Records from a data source
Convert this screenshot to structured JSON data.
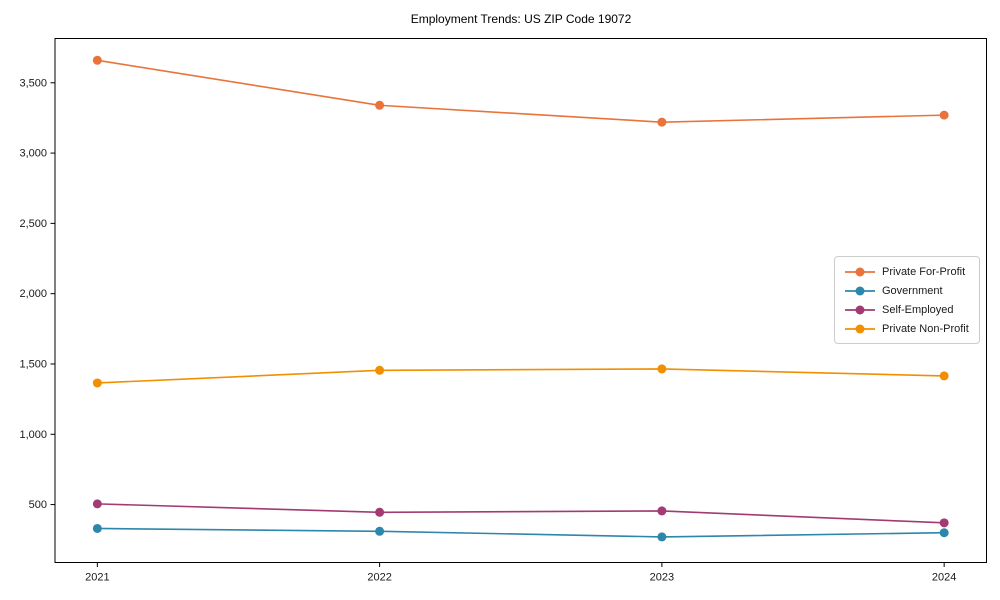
{
  "chart_data": {
    "type": "line",
    "title": "Employment Trends: US ZIP Code 19072",
    "categories": [
      "2021",
      "2022",
      "2023",
      "2024"
    ],
    "series": [
      {
        "name": "Private For-Profit",
        "color": "#E8743B",
        "values": [
          3660,
          3340,
          3220,
          3270
        ]
      },
      {
        "name": "Government",
        "color": "#2E86AB",
        "values": [
          330,
          310,
          270,
          300
        ]
      },
      {
        "name": "Self-Employed",
        "color": "#A23B72",
        "values": [
          505,
          445,
          455,
          370
        ]
      },
      {
        "name": "Private Non-Profit",
        "color": "#F18F01",
        "values": [
          1365,
          1455,
          1465,
          1415
        ]
      }
    ],
    "yticks": {
      "values": [
        500,
        1000,
        1500,
        2000,
        2500,
        3000,
        3500
      ],
      "labels": [
        "500",
        "1,000",
        "1,500",
        "2,000",
        "2,500",
        "3,000",
        "3,500"
      ]
    },
    "ylim": [
      88,
      3815
    ],
    "xlim": [
      -0.15,
      3.15
    ],
    "grid": false,
    "legend_position": "center right",
    "axis_color": "#000000",
    "background": "#ffffff"
  }
}
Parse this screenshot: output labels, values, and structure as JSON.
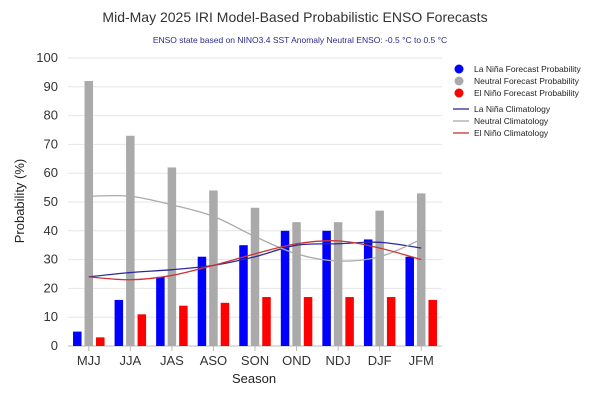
{
  "chart_data": {
    "type": "bar",
    "title": "Mid-May 2025 IRI Model-Based Probabilistic ENSO Forecasts",
    "subtitle": "ENSO state based on NINO3.4 SST Anomaly Neutral ENSO: -0.5 °C to 0.5 °C",
    "xlabel": "Season",
    "ylabel": "Probability (%)",
    "ylim": [
      0,
      100
    ],
    "yticks": [
      0,
      10,
      20,
      30,
      40,
      50,
      60,
      70,
      80,
      90,
      100
    ],
    "categories": [
      "MJJ",
      "JJA",
      "JAS",
      "ASO",
      "SON",
      "OND",
      "NDJ",
      "DJF",
      "JFM"
    ],
    "grid": true,
    "legend_position": "right",
    "series": [
      {
        "name": "La Niña Forecast Probability",
        "kind": "bar",
        "color": "#0000ff",
        "values": [
          5,
          16,
          24,
          31,
          35,
          40,
          40,
          37,
          31
        ]
      },
      {
        "name": "Neutral Forecast Probability",
        "kind": "bar",
        "color": "#aaaaaa",
        "values": [
          92,
          73,
          62,
          54,
          48,
          43,
          43,
          47,
          53
        ]
      },
      {
        "name": "El Niño Forecast Probability",
        "kind": "bar",
        "color": "#ff0000",
        "values": [
          3,
          11,
          14,
          15,
          17,
          17,
          17,
          17,
          16
        ]
      },
      {
        "name": "La Niña Climatology",
        "kind": "line",
        "color": "#2b2b9a",
        "values": [
          24,
          25.5,
          26.5,
          28,
          31,
          35,
          35.5,
          36,
          34
        ]
      },
      {
        "name": "Neutral Climatology",
        "kind": "line",
        "color": "#aaaaaa",
        "values": [
          52,
          52,
          49,
          45,
          38,
          32,
          29.5,
          31,
          37
        ]
      },
      {
        "name": "El Niño Climatology",
        "kind": "line",
        "color": "#cc3333",
        "values": [
          24,
          23,
          24.5,
          28,
          32,
          35.5,
          36.5,
          34,
          30
        ]
      }
    ]
  }
}
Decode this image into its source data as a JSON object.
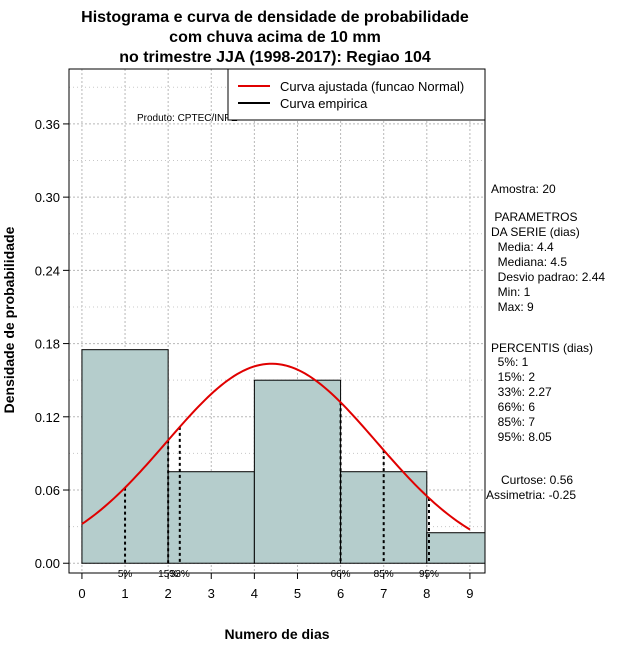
{
  "chart_data": {
    "type": "bar",
    "title": [
      "Histograma e curva de densidade de probabilidade",
      "com chuva acima de 10 mm",
      "no trimestre JJA (1998-2017): Regiao 104"
    ],
    "xlabel": "Numero de dias",
    "ylabel": "Densidade de probabilidade",
    "xlim": [
      -0.3,
      9.35
    ],
    "ylim": [
      -0.008,
      0.405
    ],
    "x_ticks": [
      0,
      1,
      2,
      3,
      4,
      5,
      6,
      7,
      8,
      9
    ],
    "y_ticks": [
      0.0,
      0.06,
      0.12,
      0.18,
      0.24,
      0.3,
      0.36
    ],
    "y_tick_labels": [
      "0.00",
      "0.06",
      "0.12",
      "0.18",
      "0.24",
      "0.30",
      "0.36"
    ],
    "bins": [
      {
        "x0": 0,
        "x1": 2,
        "density": 0.175
      },
      {
        "x0": 2,
        "x1": 4,
        "density": 0.075
      },
      {
        "x0": 4,
        "x1": 6,
        "density": 0.15
      },
      {
        "x0": 6,
        "x1": 8,
        "density": 0.075
      },
      {
        "x0": 8,
        "x1": 9.35,
        "density": 0.025
      }
    ],
    "bar_color": "#b5cdcc",
    "curve": {
      "name": "Curva ajustada (funcao Normal)",
      "distribution": "normal",
      "mean": 4.4,
      "sd": 2.44,
      "x_range": [
        0,
        9
      ],
      "color": "#e00000"
    },
    "empirical_curve_name": "Curva empirica",
    "percentiles": [
      {
        "label": "5%",
        "x": 1
      },
      {
        "label": "15%",
        "x": 2
      },
      {
        "label": "33%",
        "x": 2.27
      },
      {
        "label": "66%",
        "x": 6
      },
      {
        "label": "85%",
        "x": 7
      },
      {
        "label": "95%",
        "x": 8.05
      }
    ],
    "credit": "Produto: CPTEC/INPE",
    "stats": {
      "sample": "Amostra: 20",
      "params_title": [
        " PARAMETROS",
        "DA SERIE (dias)"
      ],
      "params": [
        "  Media: 4.4",
        "  Mediana: 4.5",
        "  Desvio padrao: 2.44",
        "  Min: 1",
        "  Max: 9"
      ],
      "percentis_title": "PERCENTIS (dias)",
      "percentis": [
        "  5%: 1",
        "  15%: 2",
        "  33%: 2.27",
        "  66%: 6",
        "  85%: 7",
        "  95%: 8.05"
      ],
      "curtose": "Curtose: 0.56",
      "assimetria": "Assimetria: -0.25"
    }
  }
}
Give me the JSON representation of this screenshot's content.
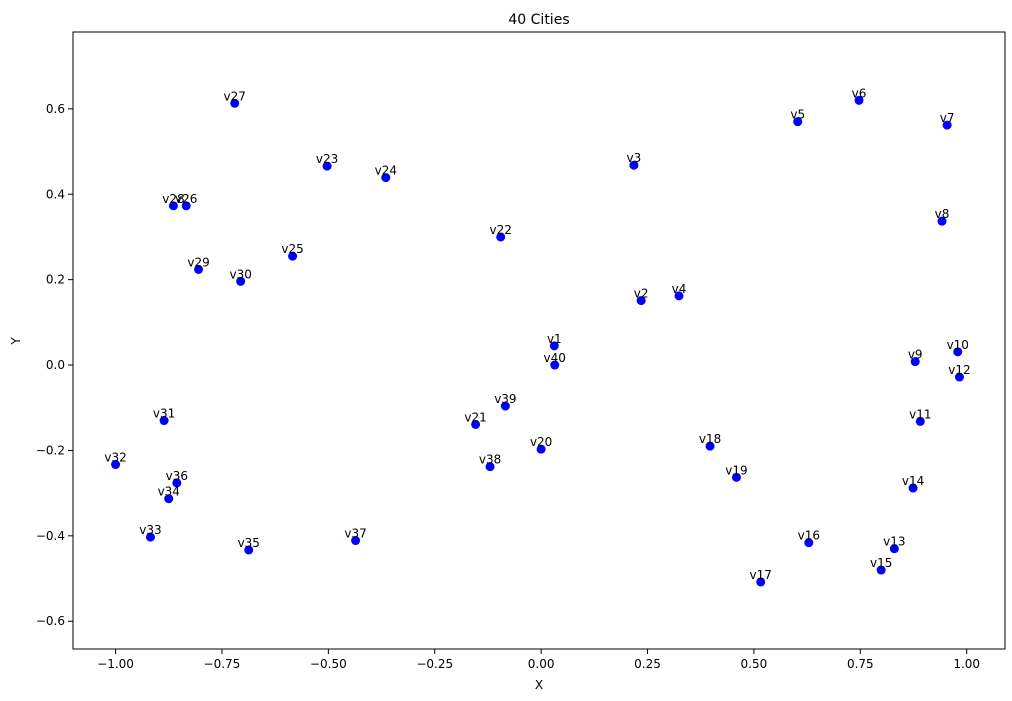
{
  "chart_data": {
    "type": "scatter",
    "title": "40 Cities",
    "xlabel": "X",
    "ylabel": "Y",
    "xlim": [
      -1.1,
      1.09
    ],
    "ylim": [
      -0.665,
      0.78
    ],
    "xticks": [
      -1.0,
      -0.75,
      -0.5,
      -0.25,
      0.0,
      0.25,
      0.5,
      0.75,
      1.0
    ],
    "xtick_labels": [
      "−1.00",
      "−0.75",
      "−0.50",
      "−0.25",
      "0.00",
      "0.25",
      "0.50",
      "0.75",
      "1.00"
    ],
    "yticks": [
      -0.6,
      -0.4,
      -0.2,
      0.0,
      0.2,
      0.4,
      0.6
    ],
    "ytick_labels": [
      "−0.6",
      "−0.4",
      "−0.2",
      "0.0",
      "0.2",
      "0.4",
      "0.6"
    ],
    "grid": false,
    "marker_color": "#0000ff",
    "points": [
      {
        "label": "v1",
        "x": 0.031,
        "y": 0.045
      },
      {
        "label": "v2",
        "x": 0.235,
        "y": 0.151
      },
      {
        "label": "v3",
        "x": 0.218,
        "y": 0.468
      },
      {
        "label": "v4",
        "x": 0.324,
        "y": 0.162
      },
      {
        "label": "v5",
        "x": 0.603,
        "y": 0.57
      },
      {
        "label": "v6",
        "x": 0.747,
        "y": 0.62
      },
      {
        "label": "v7",
        "x": 0.954,
        "y": 0.562
      },
      {
        "label": "v8",
        "x": 0.942,
        "y": 0.337
      },
      {
        "label": "v9",
        "x": 0.879,
        "y": 0.008
      },
      {
        "label": "v10",
        "x": 0.979,
        "y": 0.031
      },
      {
        "label": "v11",
        "x": 0.891,
        "y": -0.132
      },
      {
        "label": "v12",
        "x": 0.983,
        "y": -0.028
      },
      {
        "label": "v13",
        "x": 0.83,
        "y": -0.43
      },
      {
        "label": "v14",
        "x": 0.874,
        "y": -0.288
      },
      {
        "label": "v15",
        "x": 0.799,
        "y": -0.48
      },
      {
        "label": "v16",
        "x": 0.629,
        "y": -0.416
      },
      {
        "label": "v17",
        "x": 0.516,
        "y": -0.508
      },
      {
        "label": "v18",
        "x": 0.397,
        "y": -0.19
      },
      {
        "label": "v19",
        "x": 0.459,
        "y": -0.263
      },
      {
        "label": "v20",
        "x": 0.0,
        "y": -0.197
      },
      {
        "label": "v21",
        "x": -0.154,
        "y": -0.139
      },
      {
        "label": "v22",
        "x": -0.095,
        "y": 0.3
      },
      {
        "label": "v23",
        "x": -0.503,
        "y": 0.466
      },
      {
        "label": "v24",
        "x": -0.365,
        "y": 0.439
      },
      {
        "label": "v25",
        "x": -0.584,
        "y": 0.255
      },
      {
        "label": "v26",
        "x": -0.834,
        "y": 0.373
      },
      {
        "label": "v27",
        "x": -0.72,
        "y": 0.613
      },
      {
        "label": "v28",
        "x": -0.864,
        "y": 0.373
      },
      {
        "label": "v29",
        "x": -0.805,
        "y": 0.224
      },
      {
        "label": "v30",
        "x": -0.706,
        "y": 0.196
      },
      {
        "label": "v31",
        "x": -0.886,
        "y": -0.13
      },
      {
        "label": "v32",
        "x": -1.0,
        "y": -0.233
      },
      {
        "label": "v33",
        "x": -0.918,
        "y": -0.403
      },
      {
        "label": "v34",
        "x": -0.875,
        "y": -0.313
      },
      {
        "label": "v35",
        "x": -0.687,
        "y": -0.433
      },
      {
        "label": "v36",
        "x": -0.856,
        "y": -0.276
      },
      {
        "label": "v37",
        "x": -0.436,
        "y": -0.411
      },
      {
        "label": "v38",
        "x": -0.12,
        "y": -0.238
      },
      {
        "label": "v39",
        "x": -0.084,
        "y": -0.096
      },
      {
        "label": "v40",
        "x": 0.032,
        "y": 0.0
      }
    ]
  }
}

Stated exercise => List the lines of the records where "Probability" occurs.

Complete response =>
    "ylabel": "Probability (%)",
        "name": "La Niña Forecast Probability",
        "name": "Neutral Forecast Probability",
        "name": "El Niño Forecast Probability",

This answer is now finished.